━━ Data
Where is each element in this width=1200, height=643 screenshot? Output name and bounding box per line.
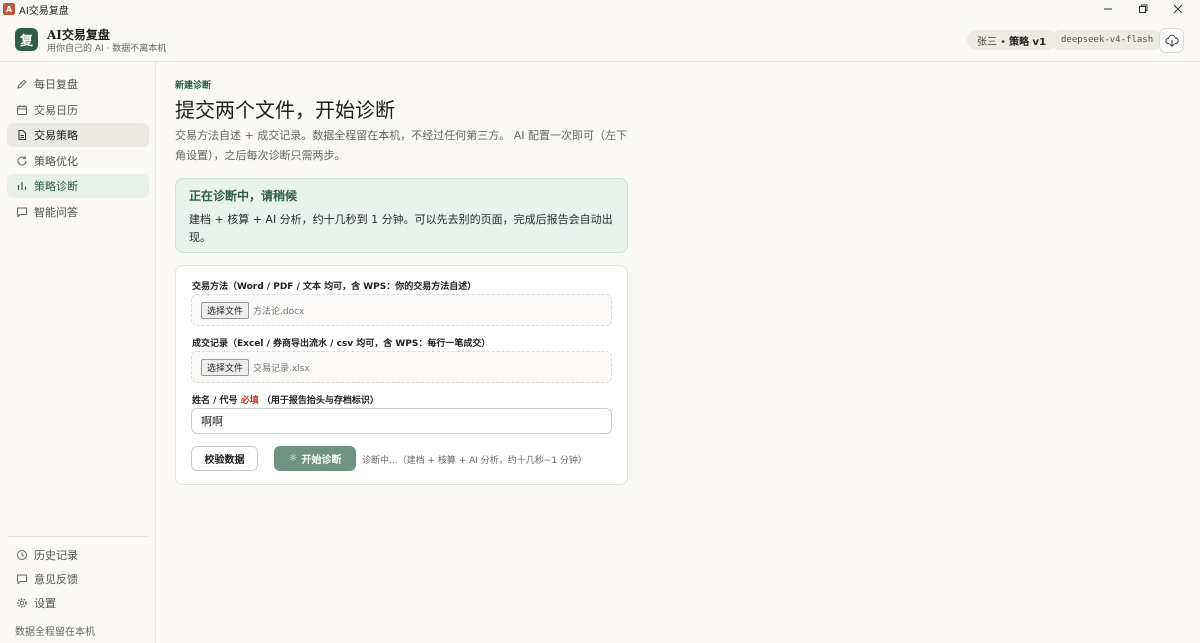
sidebar-item-label: 智能问答 — [34, 206, 78, 219]
sidebar-item-label: 意见反馈 — [34, 573, 78, 586]
sidebar-item-label: 策略诊断 — [34, 180, 78, 193]
sidebar-item-trade-strategy[interactable]: 交易策略 — [7, 123, 149, 147]
required-marker: 必填 — [240, 396, 259, 406]
sidebar-item-label: 设置 — [34, 597, 56, 610]
clock-icon — [17, 550, 27, 560]
chat-icon — [17, 207, 27, 218]
diagnosis-form-card: 交易方法（Word / PDF / 文本 均可，含 WPS：你的交易方法自述） … — [175, 265, 628, 485]
sidebar-item-label: 交易日历 — [34, 104, 78, 117]
minimize-button[interactable] — [1091, 0, 1125, 18]
restore-icon — [1139, 4, 1148, 13]
start-diagnosis-label: 开始诊断 — [301, 455, 342, 466]
sidebar-item-label: 策略优化 — [34, 155, 78, 168]
sidebar-item-strategy-optimize[interactable]: 策略优化 — [7, 149, 149, 173]
page-description: 交易方法自述 + 成交记录。数据全程留在本机，不经过任何第三方。 AI 配置一次… — [175, 129, 627, 162]
close-button[interactable] — [1161, 0, 1195, 18]
bar-chart-icon — [17, 182, 27, 190]
start-diagnosis-button[interactable]: ☼ 开始诊断 — [274, 446, 356, 471]
main-content: 新建诊断 提交两个文件，开始诊断 交易方法自述 + 成交记录。数据全程留在本机，… — [157, 62, 1200, 643]
name-label-text: 姓名 / 代号 — [192, 396, 238, 406]
name-field-label: 姓名 / 代号 必填 （用于报告抬头与存档标识） — [192, 393, 379, 406]
strategy-name: 策略 v1 — [1009, 36, 1047, 48]
name-input[interactable]: 啊啊 — [191, 408, 612, 434]
name-label-hint: （用于报告抬头与存档标识） — [261, 396, 379, 406]
gear-icon — [17, 598, 27, 608]
minimize-icon — [1104, 8, 1112, 10]
diagnosis-status-box: 正在诊断中，请稍候 建档 + 核算 + AI 分析，约十几秒到 1 分钟。可以先… — [175, 178, 628, 253]
trades-file-dropzone[interactable]: 选择文件 交易记录.xlsx — [191, 351, 612, 383]
window-title: AI交易复盘 — [19, 5, 69, 17]
refresh-icon — [17, 156, 27, 166]
brand-subtitle: 用你自己的 AI · 数据不离本机 — [47, 44, 167, 54]
cloud-download-icon — [1164, 34, 1179, 47]
sidebar-divider — [7, 536, 149, 537]
cloud-download-button[interactable] — [1159, 28, 1184, 53]
document-icon — [18, 130, 26, 140]
close-icon — [1173, 4, 1183, 14]
sidebar-item-label: 交易策略 — [34, 129, 78, 142]
chat-icon — [17, 574, 27, 585]
status-text: 建档 + 核算 + AI 分析，约十几秒到 1 分钟。可以先去别的页面，完成后报… — [189, 213, 613, 244]
sidebar-item-feedback[interactable]: 意见反馈 — [7, 567, 149, 591]
user-strategy-badge[interactable]: 张三 • 策略 v1 — [967, 30, 1057, 50]
app-icon: A — [3, 3, 15, 15]
trades-file-label: 成交记录（Excel / 券商导出流水 / csv 均可，含 WPS：每行一笔成… — [192, 339, 491, 349]
restore-button[interactable] — [1126, 0, 1160, 18]
sidebar-item-label: 历史记录 — [34, 549, 78, 562]
sidebar-item-trade-calendar[interactable]: 交易日历 — [7, 98, 149, 122]
sidebar-item-strategy-diagnosis[interactable]: 策略诊断 — [7, 174, 149, 198]
method-file-name: 方法论.docx — [253, 306, 305, 317]
spinner-icon: ☼ — [288, 453, 298, 464]
method-file-choose-button[interactable]: 选择文件 — [201, 301, 250, 319]
method-file-dropzone[interactable]: 选择文件 方法论.docx — [191, 294, 612, 326]
progress-hint: 诊断中...（建档 + 核算 + AI 分析，约十几秒~1 分钟） — [362, 456, 587, 466]
trades-file-choose-button[interactable]: 选择文件 — [201, 358, 250, 376]
trades-file-name: 交易记录.xlsx — [253, 363, 310, 374]
calendar-icon — [17, 105, 27, 115]
sidebar-footer: 数据全程留在本机 — [15, 627, 95, 638]
sidebar: 每日复盘 交易日历 交易策略 策略优化 策略诊断 智能问答 历史记录 意见反馈 … — [0, 62, 156, 643]
sidebar-item-history[interactable]: 历史记录 — [7, 543, 149, 567]
validate-data-button[interactable]: 校验数据 — [191, 446, 258, 471]
app-logo: 复 — [15, 28, 38, 51]
pencil-icon — [17, 79, 27, 89]
sidebar-item-daily-review[interactable]: 每日复盘 — [7, 72, 149, 96]
app-header: 复 AI交易复盘 用你自己的 AI · 数据不离本机 张三 • 策略 v1 de… — [0, 18, 1200, 62]
sidebar-item-label: 每日复盘 — [34, 78, 78, 91]
status-title: 正在诊断中，请稍候 — [189, 189, 298, 203]
method-file-label: 交易方法（Word / PDF / 文本 均可，含 WPS：你的交易方法自述） — [192, 282, 477, 292]
page-title: 提交两个文件，开始诊断 — [175, 98, 395, 122]
model-badge[interactable]: deepseek-v4-flash — [1051, 30, 1164, 50]
sidebar-item-settings[interactable]: 设置 — [7, 591, 149, 615]
section-eyebrow: 新建诊断 — [175, 81, 212, 91]
sidebar-item-smart-qa[interactable]: 智能问答 — [7, 200, 149, 224]
window-titlebar: A AI交易复盘 — [0, 0, 1200, 18]
user-name: 张三 • — [977, 36, 1007, 48]
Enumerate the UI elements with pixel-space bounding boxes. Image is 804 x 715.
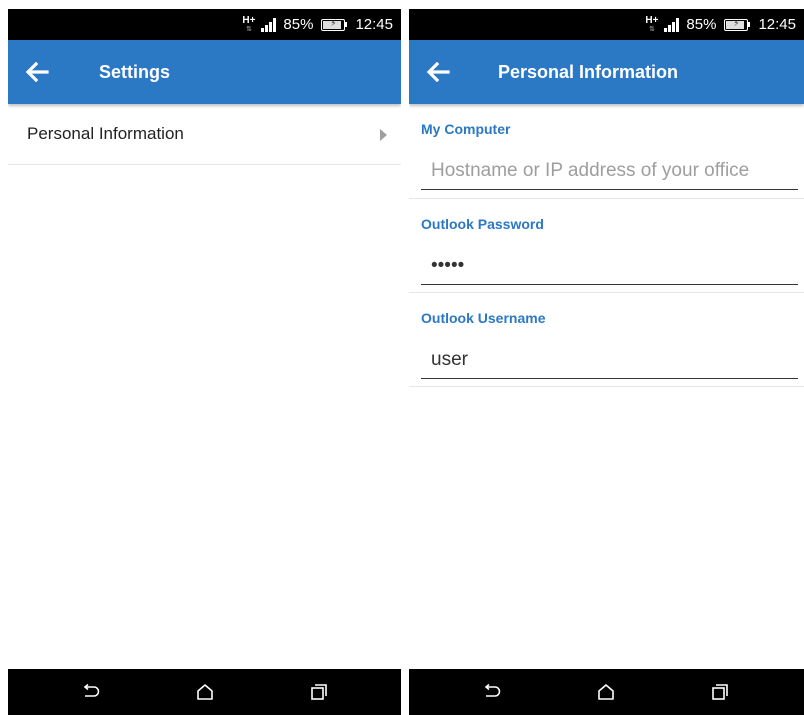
clock: 12:45 bbox=[758, 16, 796, 33]
recents-icon[interactable] bbox=[707, 680, 733, 704]
page-title: Personal Information bbox=[498, 62, 679, 82]
outlook-password-label: Outlook Password bbox=[421, 216, 544, 232]
navigation-bar bbox=[8, 669, 401, 715]
battery-percent: 85% bbox=[283, 16, 314, 33]
data-arrows-icon: ⇅ bbox=[648, 25, 655, 33]
signal-strength-icon bbox=[664, 17, 680, 32]
back-arrow-icon[interactable] bbox=[22, 57, 52, 87]
personal-information-screen: H+ ⇅ 85% ⚡ 12:45 Personal Information My… bbox=[409, 0, 804, 715]
back-arrow-icon[interactable] bbox=[423, 57, 453, 87]
page-title: Settings bbox=[99, 62, 171, 82]
network-type-icon: H+ ⇅ bbox=[645, 14, 659, 34]
signal-strength-icon bbox=[261, 17, 277, 32]
home-icon[interactable] bbox=[192, 680, 218, 704]
outlook-username-input[interactable] bbox=[421, 341, 798, 379]
back-icon[interactable] bbox=[479, 680, 505, 704]
outlook-password-input[interactable] bbox=[421, 247, 798, 285]
data-arrows-icon: ⇅ bbox=[245, 25, 252, 33]
outlook-password-field-group: Outlook Password bbox=[409, 199, 804, 293]
battery-charging-icon: ⚡ bbox=[321, 18, 348, 31]
battery-percent: 85% bbox=[686, 16, 717, 33]
network-type-label: H+ bbox=[645, 14, 659, 26]
status-bar: H+ ⇅ 85% ⚡ 12:45 bbox=[8, 9, 401, 40]
battery-charging-icon: ⚡ bbox=[724, 18, 751, 31]
network-type-icon: H+ ⇅ bbox=[242, 14, 256, 34]
my-computer-field-group: My Computer bbox=[409, 104, 804, 199]
outlook-username-label: Outlook Username bbox=[421, 310, 546, 326]
recents-icon[interactable] bbox=[306, 680, 332, 704]
my-computer-input[interactable] bbox=[421, 152, 798, 190]
network-type-label: H+ bbox=[242, 14, 256, 26]
outlook-username-field-group: Outlook Username bbox=[409, 293, 804, 387]
back-icon[interactable] bbox=[78, 680, 104, 704]
list-item-label: Personal Information bbox=[27, 124, 184, 143]
app-bar: Personal Information bbox=[409, 40, 804, 104]
app-bar: Settings bbox=[8, 40, 401, 104]
clock: 12:45 bbox=[355, 16, 393, 33]
list-item-personal-information[interactable]: Personal Information bbox=[8, 104, 401, 165]
status-bar: H+ ⇅ 85% ⚡ 12:45 bbox=[409, 9, 804, 40]
navigation-bar bbox=[409, 669, 804, 715]
settings-screen: H+ ⇅ 85% ⚡ 12:45 Settings Personal Infor… bbox=[8, 0, 401, 715]
my-computer-label: My Computer bbox=[421, 121, 511, 137]
home-icon[interactable] bbox=[593, 680, 619, 704]
chevron-right-icon bbox=[380, 129, 387, 141]
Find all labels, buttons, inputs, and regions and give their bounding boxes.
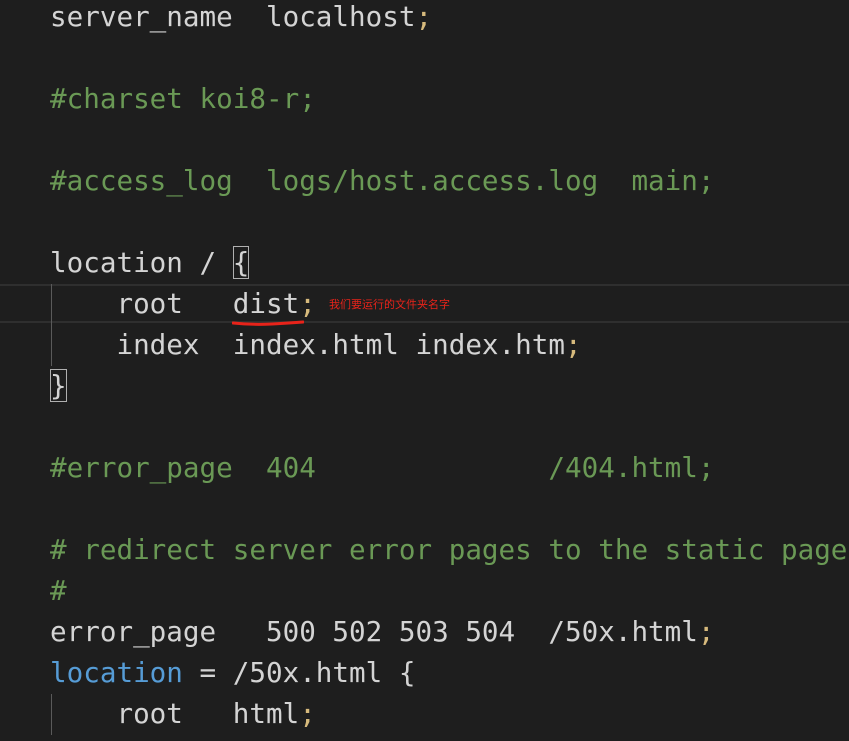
code-line[interactable]: root html; xyxy=(50,693,316,734)
code-token: index index.html index.htm xyxy=(50,328,565,361)
code-token: # xyxy=(50,574,67,607)
code-token: #error_page 404 /404.html; xyxy=(50,451,715,484)
matched-brace: } xyxy=(50,369,67,402)
code-line[interactable]: # redirect server error pages to the sta… xyxy=(50,529,849,570)
code-token: #access_log logs/host.access.log main; xyxy=(50,164,715,197)
code-line[interactable]: location = /50x.html { xyxy=(50,652,416,693)
code-token: ; xyxy=(565,328,582,361)
code-token: error_page 500 502 503 504 /50x.html xyxy=(50,615,698,648)
code-token: ; xyxy=(299,697,316,730)
code-token: ; xyxy=(415,0,433,33)
code-line[interactable]: root dist; xyxy=(50,283,316,324)
code-token: ; xyxy=(697,615,715,648)
code-line[interactable]: # xyxy=(50,570,67,611)
code-token: root dist xyxy=(50,287,300,320)
code-editor[interactable]: server_name localhost; #charset koi8-r; #a… xyxy=(0,0,849,741)
code-token: # redirect server error pages to the sta… xyxy=(50,533,848,566)
code-line[interactable]: server_name localhost; xyxy=(50,0,432,37)
code-token: location / xyxy=(50,246,233,279)
code-line[interactable]: } xyxy=(50,365,67,406)
code-token: ; xyxy=(299,287,316,320)
code-token: location xyxy=(50,656,183,689)
matched-brace: { xyxy=(232,246,250,279)
code-line[interactable]: #error_page 404 /404.html; xyxy=(50,447,715,488)
code-token: server_name localhost xyxy=(50,0,416,33)
code-line[interactable]: error_page 500 502 503 504 /50x.html; xyxy=(50,611,715,652)
annotation-note: 我们要运行的文件夹名字 xyxy=(329,298,450,311)
code-line[interactable]: #access_log logs/host.access.log main; xyxy=(50,160,715,201)
code-line[interactable]: #charset koi8-r; xyxy=(50,78,316,119)
code-token: #charset koi8-r; xyxy=(50,82,316,115)
code-line[interactable]: location / { xyxy=(50,242,250,283)
code-line[interactable]: index index.html index.htm; xyxy=(50,324,582,365)
code-token: = /50x.html { xyxy=(182,656,416,689)
code-token: root html xyxy=(50,697,300,730)
red-underline-annotation xyxy=(232,320,304,326)
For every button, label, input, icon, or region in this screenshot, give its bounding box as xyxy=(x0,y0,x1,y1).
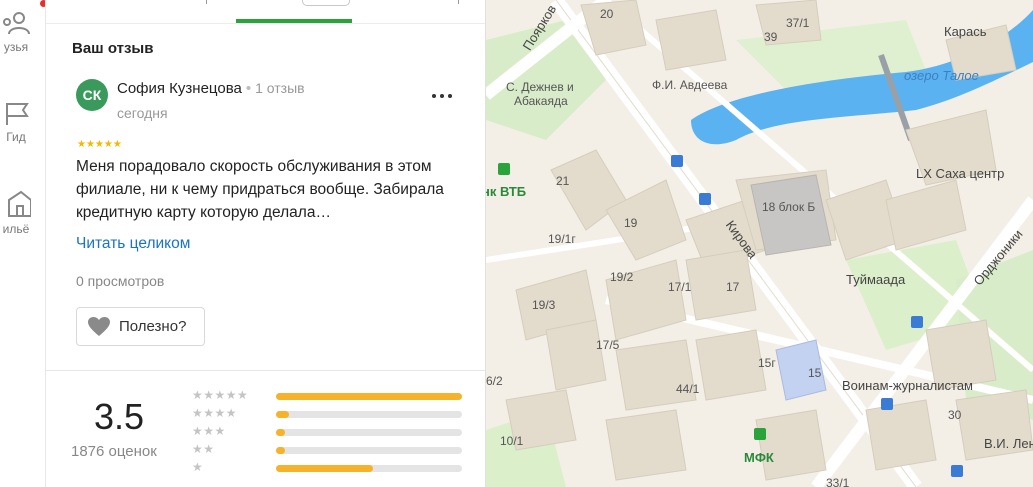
━━━━
*Exercise details*: Pull out every line of the material above that contains the string "提交两个文件", and copy each one in full.

*Output for this task*:
main-content: 新建诊断 提交两个文件，开始诊断 交易方法自述 + 成交记录。数据全程留在本机，… — [157, 62, 1200, 643]
page-title: 提交两个文件，开始诊断 — [175, 98, 395, 122]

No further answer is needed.